[Stored data]

┄┄┄┄┄┄

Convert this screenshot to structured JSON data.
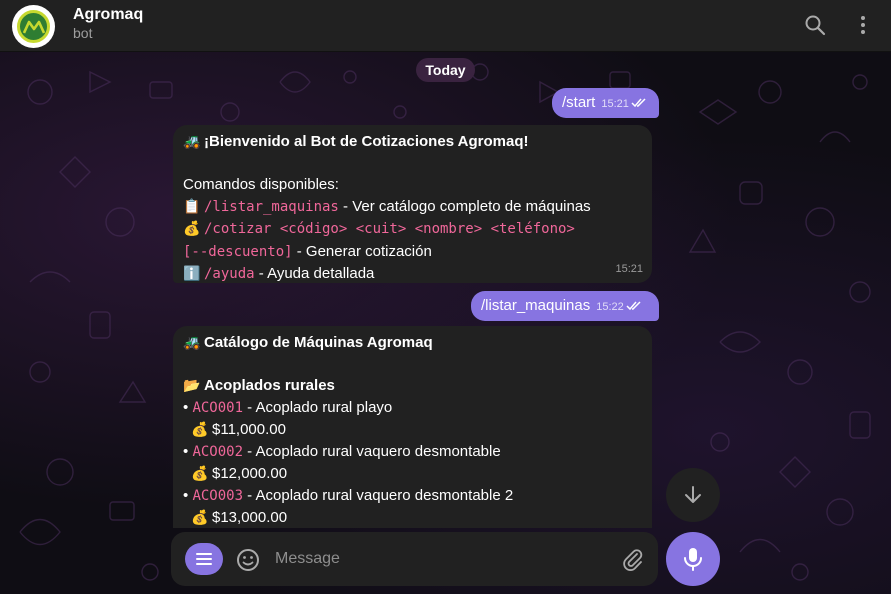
{
  "header": {
    "title": "Agromaq",
    "subtitle": "bot",
    "avatar_text": "AM"
  },
  "date_divider": "Today",
  "messages": {
    "m1": {
      "text": "/start",
      "time": "15:21"
    },
    "m2": {
      "line1_emoji": "🚜",
      "line1": "¡Bienvenido al Bot de Cotizaciones Agromaq!",
      "line2": "Comandos disponibles:",
      "cmd1_emoji": "📋",
      "cmd1": "/listar_maquinas",
      "cmd1_desc": " - Ver catálogo completo de máquinas",
      "cmd2_emoji": "💰",
      "cmd2": "/cotizar <código> <cuit> <nombre> <teléfono>",
      "cmd2_cont": "[--descuento]",
      "cmd2_desc": " - Generar cotización",
      "cmd3_emoji": "ℹ️",
      "cmd3": "/ayuda",
      "cmd3_desc": " - Ayuda detallada",
      "time": "15:21"
    },
    "m3": {
      "text": "/listar_maquinas",
      "time": "15:22"
    },
    "m4": {
      "title_emoji": "🚜",
      "title": "Catálogo de Máquinas Agromaq",
      "section_emoji": "📂",
      "section": "Acoplados rurales",
      "items": [
        {
          "bullet": "•",
          "code": "ACO001",
          "desc": " - Acoplado rural playo",
          "price_emoji": "💰",
          "price": "$11,000.00"
        },
        {
          "bullet": "•",
          "code": "ACO002",
          "desc": " - Acoplado rural vaquero desmontable",
          "price_emoji": "💰",
          "price": "$12,000.00"
        },
        {
          "bullet": "•",
          "code": "ACO003",
          "desc": " - Acoplado rural vaquero desmontable 2",
          "price_emoji": "💰",
          "price": "$13,000.00"
        }
      ]
    }
  },
  "composer": {
    "placeholder": "Message"
  },
  "icons": {
    "search": "search-icon",
    "more": "more-vertical-icon",
    "menu": "menu-icon",
    "emoji": "emoji-icon",
    "attach": "paperclip-icon",
    "mic": "microphone-icon",
    "scroll": "arrow-down-icon"
  },
  "colors": {
    "accent": "#8774e1",
    "bubble_in": "#212121",
    "command": "#f0679a",
    "header": "#212121"
  }
}
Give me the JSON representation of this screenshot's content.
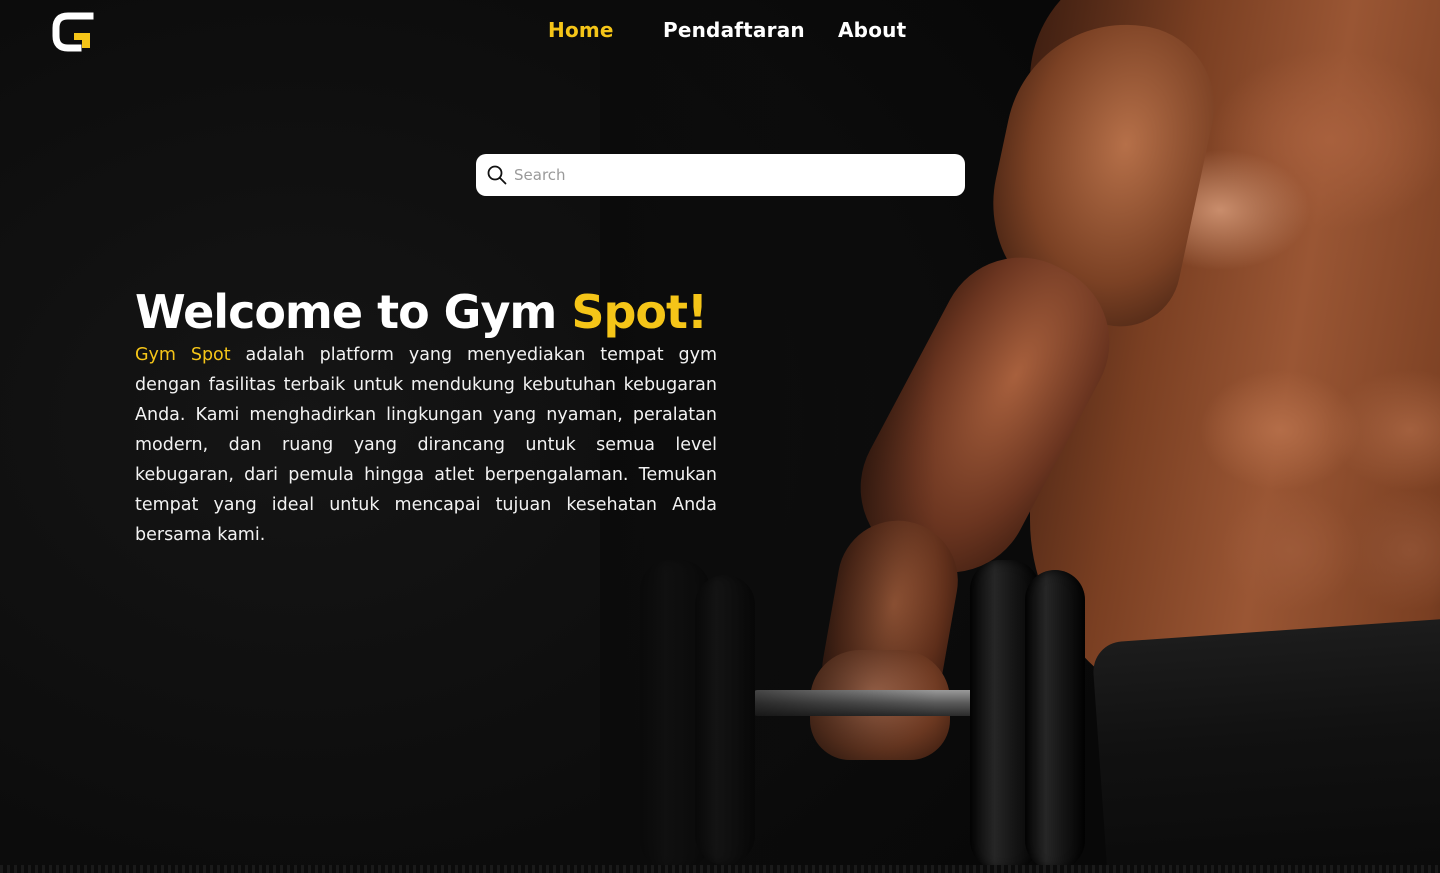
{
  "brand": {
    "logo_icon": "gym-spot-g-logo",
    "logo_colors": {
      "primary": "#ffffff",
      "accent": "#f5c518"
    }
  },
  "nav": {
    "items": [
      {
        "label": "Home",
        "active": true
      },
      {
        "label": "Pendaftaran",
        "active": false
      },
      {
        "label": "About",
        "active": false
      }
    ]
  },
  "search": {
    "icon": "search-icon",
    "placeholder": "Search",
    "value": ""
  },
  "hero": {
    "title_prefix": "Welcome to Gym ",
    "title_accent": "Spot!",
    "description_accent": "Gym Spot",
    "description_rest": " adalah platform yang menyediakan tempat gym dengan fasilitas terbaik untuk mendukung kebutuhan kebugaran Anda. Kami menghadirkan lingkungan yang nyaman, peralatan modern, dan ruang yang dirancang untuk semua level kebugaran, dari pemula hingga atlet berpengalaman. Temukan tempat yang ideal untuk mencapai tujuan kesehatan Anda bersama kami."
  },
  "theme": {
    "accent": "#f5c518",
    "background": "#0b0b0b",
    "text": "#ffffff"
  }
}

┄┄┄┄┄┄

Given problem: Everything from the line that contains "Give me the" to the final line of the data is to be duplicated exactly, both ends included, except the pictures.

Exercise response:
Give me the JSON representation of this screenshot's content.
{
  "brand": {
    "logo_icon": "gym-spot-g-logo",
    "logo_colors": {
      "primary": "#ffffff",
      "accent": "#f5c518"
    }
  },
  "nav": {
    "items": [
      {
        "label": "Home",
        "active": true
      },
      {
        "label": "Pendaftaran",
        "active": false
      },
      {
        "label": "About",
        "active": false
      }
    ]
  },
  "search": {
    "icon": "search-icon",
    "placeholder": "Search",
    "value": ""
  },
  "hero": {
    "title_prefix": "Welcome to Gym ",
    "title_accent": "Spot!",
    "description_accent": "Gym Spot",
    "description_rest": " adalah platform yang menyediakan tempat gym dengan fasilitas terbaik untuk mendukung kebutuhan kebugaran Anda. Kami menghadirkan lingkungan yang nyaman, peralatan modern, dan ruang yang dirancang untuk semua level kebugaran, dari pemula hingga atlet berpengalaman. Temukan tempat yang ideal untuk mencapai tujuan kesehatan Anda bersama kami."
  },
  "theme": {
    "accent": "#f5c518",
    "background": "#0b0b0b",
    "text": "#ffffff"
  }
}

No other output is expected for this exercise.